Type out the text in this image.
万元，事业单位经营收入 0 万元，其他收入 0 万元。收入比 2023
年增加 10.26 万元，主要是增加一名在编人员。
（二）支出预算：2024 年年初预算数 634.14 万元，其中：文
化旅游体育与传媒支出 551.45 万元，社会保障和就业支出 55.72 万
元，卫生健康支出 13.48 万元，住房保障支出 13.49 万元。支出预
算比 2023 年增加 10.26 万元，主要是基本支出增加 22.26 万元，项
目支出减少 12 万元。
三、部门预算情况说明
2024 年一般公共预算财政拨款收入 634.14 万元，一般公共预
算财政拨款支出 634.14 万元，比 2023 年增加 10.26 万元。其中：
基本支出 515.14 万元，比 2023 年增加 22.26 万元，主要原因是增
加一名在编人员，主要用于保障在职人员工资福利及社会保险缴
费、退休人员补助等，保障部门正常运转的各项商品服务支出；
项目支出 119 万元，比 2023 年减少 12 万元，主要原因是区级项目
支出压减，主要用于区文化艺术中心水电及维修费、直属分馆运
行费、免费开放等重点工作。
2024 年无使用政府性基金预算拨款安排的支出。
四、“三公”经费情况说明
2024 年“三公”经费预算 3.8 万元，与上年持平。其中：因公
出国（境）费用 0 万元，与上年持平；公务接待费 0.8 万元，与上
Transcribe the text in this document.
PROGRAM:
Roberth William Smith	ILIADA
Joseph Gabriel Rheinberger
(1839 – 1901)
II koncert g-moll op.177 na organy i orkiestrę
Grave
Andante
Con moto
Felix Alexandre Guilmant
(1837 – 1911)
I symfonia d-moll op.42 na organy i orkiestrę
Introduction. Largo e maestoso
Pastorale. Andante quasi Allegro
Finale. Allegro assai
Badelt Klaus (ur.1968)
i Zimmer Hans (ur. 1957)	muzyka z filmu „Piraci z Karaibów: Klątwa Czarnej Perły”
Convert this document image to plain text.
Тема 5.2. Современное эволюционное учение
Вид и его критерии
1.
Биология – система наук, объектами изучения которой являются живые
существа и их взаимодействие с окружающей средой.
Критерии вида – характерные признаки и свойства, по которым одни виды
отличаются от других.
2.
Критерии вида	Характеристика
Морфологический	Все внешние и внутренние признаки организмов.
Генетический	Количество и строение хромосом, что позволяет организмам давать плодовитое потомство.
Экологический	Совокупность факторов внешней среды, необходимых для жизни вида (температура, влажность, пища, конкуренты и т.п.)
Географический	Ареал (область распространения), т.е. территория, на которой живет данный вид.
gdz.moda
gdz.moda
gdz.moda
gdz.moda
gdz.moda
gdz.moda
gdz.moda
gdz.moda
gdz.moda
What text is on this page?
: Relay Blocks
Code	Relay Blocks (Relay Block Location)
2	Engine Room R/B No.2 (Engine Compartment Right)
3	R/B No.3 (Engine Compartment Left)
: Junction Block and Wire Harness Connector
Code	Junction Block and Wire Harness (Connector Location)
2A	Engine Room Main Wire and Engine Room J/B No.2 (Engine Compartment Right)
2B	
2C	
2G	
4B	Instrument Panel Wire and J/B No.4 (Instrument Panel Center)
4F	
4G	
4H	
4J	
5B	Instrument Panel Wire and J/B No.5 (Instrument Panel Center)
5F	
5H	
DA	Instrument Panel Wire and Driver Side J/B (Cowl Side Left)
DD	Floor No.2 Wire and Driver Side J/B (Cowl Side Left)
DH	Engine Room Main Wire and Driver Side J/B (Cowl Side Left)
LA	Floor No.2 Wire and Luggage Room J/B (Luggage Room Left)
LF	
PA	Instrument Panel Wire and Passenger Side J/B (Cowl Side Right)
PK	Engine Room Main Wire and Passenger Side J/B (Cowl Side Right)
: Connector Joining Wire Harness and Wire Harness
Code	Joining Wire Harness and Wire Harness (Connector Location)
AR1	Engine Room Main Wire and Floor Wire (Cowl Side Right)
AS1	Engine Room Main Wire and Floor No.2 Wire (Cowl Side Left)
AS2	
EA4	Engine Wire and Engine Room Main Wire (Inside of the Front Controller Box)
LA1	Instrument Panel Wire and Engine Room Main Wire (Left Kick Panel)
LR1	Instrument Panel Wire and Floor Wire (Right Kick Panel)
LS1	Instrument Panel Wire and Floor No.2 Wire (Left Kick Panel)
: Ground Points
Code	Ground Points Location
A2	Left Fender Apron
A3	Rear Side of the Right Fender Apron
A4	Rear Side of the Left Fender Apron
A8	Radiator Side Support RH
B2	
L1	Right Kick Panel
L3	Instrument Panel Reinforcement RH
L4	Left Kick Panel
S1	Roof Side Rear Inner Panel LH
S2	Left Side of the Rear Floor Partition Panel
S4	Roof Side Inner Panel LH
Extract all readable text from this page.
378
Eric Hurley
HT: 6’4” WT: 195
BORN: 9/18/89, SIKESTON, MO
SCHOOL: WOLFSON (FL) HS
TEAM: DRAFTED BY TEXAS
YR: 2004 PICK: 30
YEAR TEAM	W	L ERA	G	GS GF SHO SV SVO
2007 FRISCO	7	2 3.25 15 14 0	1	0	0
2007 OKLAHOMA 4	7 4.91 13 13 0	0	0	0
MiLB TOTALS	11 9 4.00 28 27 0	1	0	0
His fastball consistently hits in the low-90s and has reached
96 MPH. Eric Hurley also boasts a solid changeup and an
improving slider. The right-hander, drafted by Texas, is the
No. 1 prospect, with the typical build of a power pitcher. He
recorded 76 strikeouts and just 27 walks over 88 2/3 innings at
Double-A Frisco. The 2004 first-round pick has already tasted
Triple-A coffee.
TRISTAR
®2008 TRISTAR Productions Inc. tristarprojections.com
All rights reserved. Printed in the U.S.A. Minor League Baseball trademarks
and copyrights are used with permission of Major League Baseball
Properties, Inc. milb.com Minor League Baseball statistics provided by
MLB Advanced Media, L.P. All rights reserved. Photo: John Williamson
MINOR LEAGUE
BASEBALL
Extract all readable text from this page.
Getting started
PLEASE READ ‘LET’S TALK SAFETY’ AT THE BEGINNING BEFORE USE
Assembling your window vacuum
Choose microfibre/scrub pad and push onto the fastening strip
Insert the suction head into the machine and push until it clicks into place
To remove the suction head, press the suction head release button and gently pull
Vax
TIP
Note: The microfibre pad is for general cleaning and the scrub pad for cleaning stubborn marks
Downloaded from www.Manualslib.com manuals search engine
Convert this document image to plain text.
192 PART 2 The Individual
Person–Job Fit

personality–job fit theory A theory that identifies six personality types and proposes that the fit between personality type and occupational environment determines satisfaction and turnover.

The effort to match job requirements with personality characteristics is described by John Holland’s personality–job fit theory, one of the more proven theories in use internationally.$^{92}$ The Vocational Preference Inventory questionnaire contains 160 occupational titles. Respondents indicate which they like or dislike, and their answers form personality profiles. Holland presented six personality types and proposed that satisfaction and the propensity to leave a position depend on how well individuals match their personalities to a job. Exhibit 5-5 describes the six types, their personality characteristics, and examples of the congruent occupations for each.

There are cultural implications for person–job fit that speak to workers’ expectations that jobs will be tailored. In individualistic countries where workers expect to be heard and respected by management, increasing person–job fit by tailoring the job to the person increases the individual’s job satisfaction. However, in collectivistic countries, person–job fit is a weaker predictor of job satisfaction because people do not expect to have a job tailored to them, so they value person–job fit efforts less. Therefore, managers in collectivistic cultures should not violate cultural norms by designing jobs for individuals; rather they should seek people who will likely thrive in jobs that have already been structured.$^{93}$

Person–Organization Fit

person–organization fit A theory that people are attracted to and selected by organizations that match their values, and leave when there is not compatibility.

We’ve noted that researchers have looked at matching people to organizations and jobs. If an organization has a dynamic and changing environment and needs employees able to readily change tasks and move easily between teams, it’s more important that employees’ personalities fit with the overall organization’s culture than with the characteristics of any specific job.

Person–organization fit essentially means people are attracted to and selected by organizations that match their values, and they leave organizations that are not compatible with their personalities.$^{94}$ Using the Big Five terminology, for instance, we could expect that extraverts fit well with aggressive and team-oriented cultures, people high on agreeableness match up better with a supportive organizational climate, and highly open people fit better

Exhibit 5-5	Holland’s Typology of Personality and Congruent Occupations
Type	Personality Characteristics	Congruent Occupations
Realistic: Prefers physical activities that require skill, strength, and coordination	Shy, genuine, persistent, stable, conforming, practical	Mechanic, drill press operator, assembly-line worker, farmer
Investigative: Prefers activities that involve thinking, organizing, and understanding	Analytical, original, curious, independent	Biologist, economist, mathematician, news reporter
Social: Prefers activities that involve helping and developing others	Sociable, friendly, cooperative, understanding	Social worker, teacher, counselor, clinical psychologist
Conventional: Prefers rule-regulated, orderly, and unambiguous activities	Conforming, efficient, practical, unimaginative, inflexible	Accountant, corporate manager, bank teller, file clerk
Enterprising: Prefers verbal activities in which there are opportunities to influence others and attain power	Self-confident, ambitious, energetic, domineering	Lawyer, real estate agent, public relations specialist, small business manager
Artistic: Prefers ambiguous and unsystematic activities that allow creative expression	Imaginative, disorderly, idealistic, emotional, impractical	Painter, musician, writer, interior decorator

☆ ☆ ☆ ☆ ☆

**Set task:** Return each line of the listing that holds the string "power".

**The response:**
No. 1 prospect, with the typical build of a power pitcher. He
Enterprising: Prefers verbal activities in which there are opportunities to influence others and attain power	Self-confident, ambitious, energetic, domineering	Lawyer, real estate agent, public relations specialist, small business manager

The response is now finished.